▶ [MATERIAL SHOWN]:

********************

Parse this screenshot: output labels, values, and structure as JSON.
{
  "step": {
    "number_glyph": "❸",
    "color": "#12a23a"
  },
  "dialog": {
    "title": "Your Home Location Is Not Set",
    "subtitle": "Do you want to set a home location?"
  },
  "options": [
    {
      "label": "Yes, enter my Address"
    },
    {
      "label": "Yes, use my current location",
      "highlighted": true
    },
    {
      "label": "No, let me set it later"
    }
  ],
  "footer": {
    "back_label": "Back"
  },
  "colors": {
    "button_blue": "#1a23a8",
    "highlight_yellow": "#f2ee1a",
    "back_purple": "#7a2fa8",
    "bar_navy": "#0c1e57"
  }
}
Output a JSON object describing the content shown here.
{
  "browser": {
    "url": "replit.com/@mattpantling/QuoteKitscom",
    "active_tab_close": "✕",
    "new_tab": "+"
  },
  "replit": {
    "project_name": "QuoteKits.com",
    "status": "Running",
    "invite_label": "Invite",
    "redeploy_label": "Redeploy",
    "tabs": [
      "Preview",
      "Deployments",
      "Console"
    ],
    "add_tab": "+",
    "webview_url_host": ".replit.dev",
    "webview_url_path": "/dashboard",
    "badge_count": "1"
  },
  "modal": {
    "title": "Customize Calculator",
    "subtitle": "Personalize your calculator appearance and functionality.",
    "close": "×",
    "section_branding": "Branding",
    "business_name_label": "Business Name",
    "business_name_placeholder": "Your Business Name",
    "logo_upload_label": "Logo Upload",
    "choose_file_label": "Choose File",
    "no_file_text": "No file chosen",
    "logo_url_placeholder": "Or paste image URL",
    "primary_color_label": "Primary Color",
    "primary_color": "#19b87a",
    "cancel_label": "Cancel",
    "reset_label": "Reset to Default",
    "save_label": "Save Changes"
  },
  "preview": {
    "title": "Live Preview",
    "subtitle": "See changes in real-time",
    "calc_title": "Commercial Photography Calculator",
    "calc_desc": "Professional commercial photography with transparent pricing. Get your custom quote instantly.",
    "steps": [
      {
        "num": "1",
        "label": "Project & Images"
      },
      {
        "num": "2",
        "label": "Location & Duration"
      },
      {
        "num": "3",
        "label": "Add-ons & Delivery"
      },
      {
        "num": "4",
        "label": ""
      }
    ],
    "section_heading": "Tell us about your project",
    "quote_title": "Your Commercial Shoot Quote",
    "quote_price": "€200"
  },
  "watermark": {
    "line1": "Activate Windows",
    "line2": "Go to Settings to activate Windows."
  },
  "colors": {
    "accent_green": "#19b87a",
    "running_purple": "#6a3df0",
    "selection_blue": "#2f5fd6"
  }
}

********************

▶ [EXERCISE PROMPT]: Type out the full listing again, exactly as given.

▶ [THE REPLY]:
Parse this screenshot: output labels, values, and structure as JSON.
{
  "step": {
    "number_glyph": "❸",
    "color": "#12a23a"
  },
  "dialog": {
    "title": "Your Home Location Is Not Set",
    "subtitle": "Do you want to set a home location?"
  },
  "options": [
    {
      "label": "Yes, enter my Address"
    },
    {
      "label": "Yes, use my current location",
      "highlighted": true
    },
    {
      "label": "No, let me set it later"
    }
  ],
  "footer": {
    "back_label": "Back"
  },
  "colors": {
    "button_blue": "#1a23a8",
    "highlight_yellow": "#f2ee1a",
    "back_purple": "#7a2fa8",
    "bar_navy": "#0c1e57"
  }
}
Output a JSON object describing the content shown here.
{
  "browser": {
    "url": "replit.com/@mattpantling/QuoteKitscom",
    "active_tab_close": "✕",
    "new_tab": "+"
  },
  "replit": {
    "project_name": "QuoteKits.com",
    "status": "Running",
    "invite_label": "Invite",
    "redeploy_label": "Redeploy",
    "tabs": [
      "Preview",
      "Deployments",
      "Console"
    ],
    "add_tab": "+",
    "webview_url_host": ".replit.dev",
    "webview_url_path": "/dashboard",
    "badge_count": "1"
  },
  "modal": {
    "title": "Customize Calculator",
    "subtitle": "Personalize your calculator appearance and functionality.",
    "close": "×",
    "section_branding": "Branding",
    "business_name_label": "Business Name",
    "business_name_placeholder": "Your Business Name",
    "logo_upload_label": "Logo Upload",
    "choose_file_label": "Choose File",
    "no_file_text": "No file chosen",
    "logo_url_placeholder": "Or paste image URL",
    "primary_color_label": "Primary Color",
    "primary_color": "#19b87a",
    "cancel_label": "Cancel",
    "reset_label": "Reset to Default",
    "save_label": "Save Changes"
  },
  "preview": {
    "title": "Live Preview",
    "subtitle": "See changes in real-time",
    "calc_title": "Commercial Photography Calculator",
    "calc_desc": "Professional commercial photography with transparent pricing. Get your custom quote instantly.",
    "steps": [
      {
        "num": "1",
        "label": "Project & Images"
      },
      {
        "num": "2",
        "label": "Location & Duration"
      },
      {
        "num": "3",
        "label": "Add-ons & Delivery"
      },
      {
        "num": "4",
        "label": ""
      }
    ],
    "section_heading": "Tell us about your project",
    "quote_title": "Your Commercial Shoot Quote",
    "quote_price": "€200"
  },
  "watermark": {
    "line1": "Activate Windows",
    "line2": "Go to Settings to activate Windows."
  },
  "colors": {
    "accent_green": "#19b87a",
    "running_purple": "#6a3df0",
    "selection_blue": "#2f5fd6"
  }
}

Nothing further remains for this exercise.